» **GIVEN REQUEST A**
Shorten the paragraph of the US Open article that begins "If their Wimbledon quarterfinal match" and keep its main facts.
» **GIVEN REQUEST B**
From the US Open article, extract everything from "The Argentine notches" down to "US Open title.".
-- start PROVIDED TEXT --
US Open: Juan Martin del Potro through to first major final since 2009 after Rafael Nadal retirement

US Open: Juan Martin del Potro through to first major final since 2009 after Rafael Nadal retirement

The Argentine notches his second ever semifinal victory at a major after the top seed retired due to a knee injury.

notfirstnoel
Noel John Alberto

If their Wimbledon quarterfinal match was any indication of how hard-hitting, bruising this match was going to be, we were in for another epic. Their third semifinal meeting at the US Open and both Juan Martin del Potro and Rafael Nadal have split them with the Argentine winning in 2009 while the top seed claimed victory last year en route to a third US Open title.
-- end PROVIDED TEXT --
-- start MATERIAL SUPPLIED --
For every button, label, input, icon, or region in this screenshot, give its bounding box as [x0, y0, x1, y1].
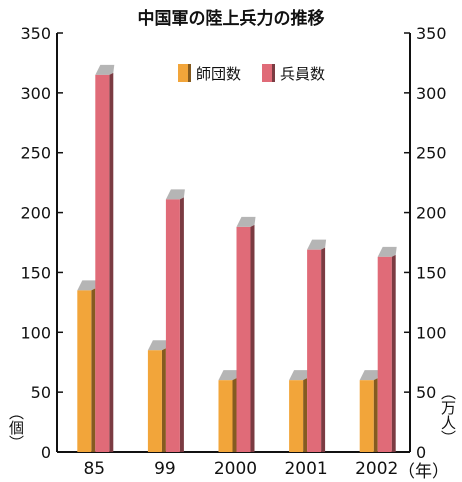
- bar-兵員数-2002: [377, 256, 392, 452]
- bar-top: [95, 64, 115, 75]
- left-tick-label: 0: [41, 443, 51, 462]
- bar-top: [236, 216, 256, 227]
- bar-side: [179, 197, 184, 452]
- bar-side: [109, 72, 114, 453]
- legend-swatch-shade: [272, 64, 275, 82]
- left-tick-label: 250: [20, 144, 51, 163]
- x-tick-label: 2002: [355, 459, 398, 479]
- bar-side: [303, 378, 308, 452]
- bar-side: [161, 348, 166, 452]
- bar-top: [77, 280, 97, 291]
- left-tick-label: 150: [20, 263, 51, 282]
- bar-師団数-2000: [218, 380, 233, 452]
- right-tick-label: 0: [416, 443, 426, 462]
- left-tick-label: 100: [20, 323, 51, 342]
- x-tick-label: 99: [154, 459, 176, 479]
- bar-top: [165, 189, 185, 200]
- bar-兵員数-2001: [307, 249, 322, 452]
- bar-top: [307, 239, 327, 250]
- right-axis-unit: （万人）: [439, 385, 457, 445]
- chart-title: 中国軍の陸上兵力の推移: [137, 9, 325, 29]
- left-tick-label: 350: [20, 24, 51, 43]
- bar-師団数-2002: [359, 380, 374, 452]
- bar-top: [147, 340, 167, 351]
- right-tick-label: 300: [416, 84, 447, 103]
- right-tick-label: 100: [416, 323, 447, 342]
- bar-兵員数-2000: [236, 226, 251, 452]
- bar-師団数-85: [77, 290, 92, 452]
- legend-label: 兵員数: [280, 65, 325, 83]
- bar-兵員数-85: [95, 74, 110, 453]
- legend-swatch-shade: [188, 64, 191, 82]
- bar-師団数-99: [147, 350, 162, 452]
- bar-top: [359, 370, 379, 381]
- right-tick-label: 150: [416, 263, 447, 282]
- legend-swatch: [178, 64, 190, 82]
- bar-兵員数-99: [165, 199, 180, 452]
- left-axis-unit: （個）: [7, 405, 25, 450]
- bar-師団数-2001: [289, 380, 304, 452]
- bar-top: [218, 370, 238, 381]
- bar-side: [391, 254, 396, 452]
- x-tick-label: 2001: [284, 459, 327, 479]
- right-tick-label: 250: [416, 144, 447, 163]
- legend-swatch: [262, 64, 274, 82]
- bar-top: [289, 370, 309, 381]
- legend-label: 師団数: [196, 65, 241, 83]
- x-tick-label: 2000: [214, 459, 257, 479]
- bar-side: [250, 224, 255, 452]
- right-tick-label: 200: [416, 204, 447, 223]
- bar-top: [377, 246, 397, 257]
- bar-side: [373, 378, 378, 452]
- bar-side: [91, 288, 96, 452]
- right-tick-label: 50: [416, 383, 436, 402]
- bar-side: [232, 378, 237, 452]
- right-tick-label: 350: [416, 24, 447, 43]
- left-tick-label: 200: [20, 204, 51, 223]
- bar-side: [321, 247, 326, 452]
- x-axis-unit: （年）: [398, 462, 449, 482]
- left-tick-label: 300: [20, 84, 51, 103]
- left-tick-label: 50: [31, 383, 51, 402]
- x-tick-label: 85: [83, 459, 105, 479]
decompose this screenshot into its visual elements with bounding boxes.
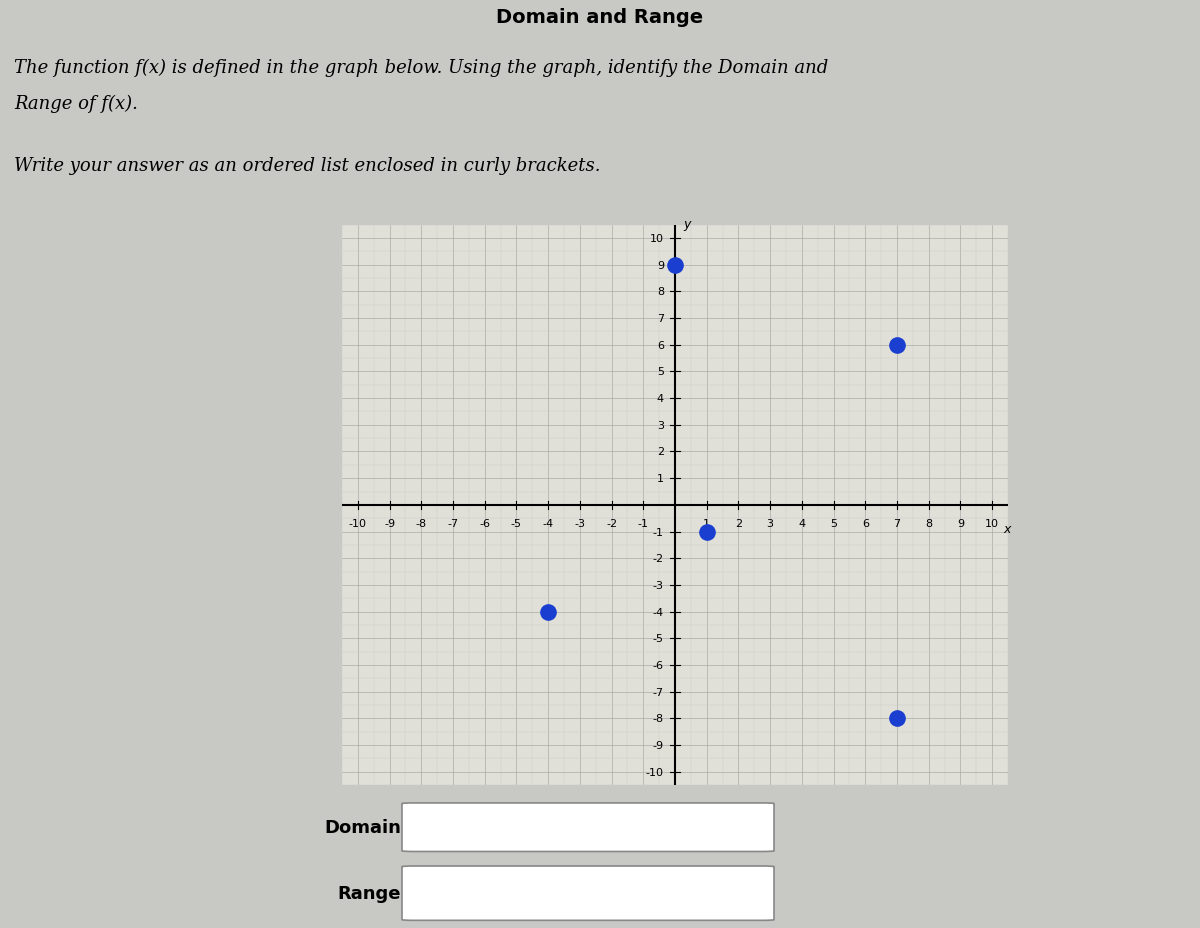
Point xyxy=(887,338,906,353)
Point xyxy=(665,258,684,273)
Text: 3: 3 xyxy=(656,420,664,431)
FancyBboxPatch shape xyxy=(402,803,774,852)
Point xyxy=(539,604,558,619)
Text: -6: -6 xyxy=(479,519,491,529)
Text: -1: -1 xyxy=(637,519,649,529)
Text: 6: 6 xyxy=(862,519,869,529)
Text: -2: -2 xyxy=(606,519,617,529)
Text: y: y xyxy=(683,218,690,231)
Text: -4: -4 xyxy=(542,519,553,529)
Text: Domain and Range: Domain and Range xyxy=(497,8,703,27)
Text: -8: -8 xyxy=(415,519,427,529)
Point xyxy=(887,711,906,726)
Text: -5: -5 xyxy=(653,634,664,643)
Text: -6: -6 xyxy=(653,660,664,670)
Text: -7: -7 xyxy=(653,687,664,697)
Text: The function f(x) is defined in the graph below. Using the graph, identify the D: The function f(x) is defined in the grap… xyxy=(14,58,829,77)
FancyBboxPatch shape xyxy=(402,866,774,921)
Text: x: x xyxy=(1003,522,1010,535)
Text: Range:: Range: xyxy=(337,884,408,902)
Text: 1: 1 xyxy=(703,519,710,529)
Text: Write your answer as an ordered list enclosed in curly brackets.: Write your answer as an ordered list enc… xyxy=(14,157,601,174)
Text: -8: -8 xyxy=(653,714,664,724)
Text: 4: 4 xyxy=(656,393,664,404)
Text: -10: -10 xyxy=(646,767,664,777)
Text: 5: 5 xyxy=(830,519,838,529)
Text: 2: 2 xyxy=(656,447,664,457)
Text: -5: -5 xyxy=(511,519,522,529)
Point xyxy=(697,524,716,539)
Text: 2: 2 xyxy=(734,519,742,529)
Text: 9: 9 xyxy=(956,519,964,529)
Text: -4: -4 xyxy=(653,607,664,617)
Text: 9: 9 xyxy=(656,261,664,270)
Text: 4: 4 xyxy=(798,519,805,529)
Text: 10: 10 xyxy=(985,519,1000,529)
Text: -3: -3 xyxy=(575,519,586,529)
Text: 10: 10 xyxy=(650,234,664,244)
Text: 1: 1 xyxy=(656,473,664,483)
Text: 7: 7 xyxy=(656,314,664,324)
Text: 5: 5 xyxy=(656,367,664,377)
Text: 8: 8 xyxy=(925,519,932,529)
Text: -2: -2 xyxy=(653,554,664,563)
Text: 8: 8 xyxy=(656,287,664,297)
Text: -10: -10 xyxy=(349,519,367,529)
Text: Domain:: Domain: xyxy=(324,818,408,836)
Text: 3: 3 xyxy=(767,519,774,529)
Text: -9: -9 xyxy=(384,519,395,529)
Text: -9: -9 xyxy=(653,741,664,750)
Text: 6: 6 xyxy=(656,341,664,351)
Text: -3: -3 xyxy=(653,580,664,590)
Text: 7: 7 xyxy=(894,519,900,529)
Text: Range of f(x).: Range of f(x). xyxy=(14,95,138,113)
Text: -7: -7 xyxy=(448,519,458,529)
Text: -1: -1 xyxy=(653,527,664,537)
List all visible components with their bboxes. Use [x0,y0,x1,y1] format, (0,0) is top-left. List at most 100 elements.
-- end MATERIAL SUPPLIED --
» **OUTPUT A**
Their hard-hitting Wimbledon quarterfinal hinted at another epic. This was del Potro and Nadal's third US Open semifinal meeting, and they had won one each: del Potro in 2009 and Nadal, the top seed, last year on his way to a third US Open title.

» **OUTPUT B**
The Argentine notches his second ever semifinal victory at a major after the top seed retired due to a knee injury.

notfirstnoel
Noel John Alberto

If their Wimbledon quarterfinal match was any indication of how hard-hitting, bruising this match was going to be, we were in for another epic. Their third semifinal meeting at the US Open and both Juan Martin del Potro and Rafael Nadal have split them with the Argentine winning in 2009 while the top seed claimed victory last year en route to a third US Open title.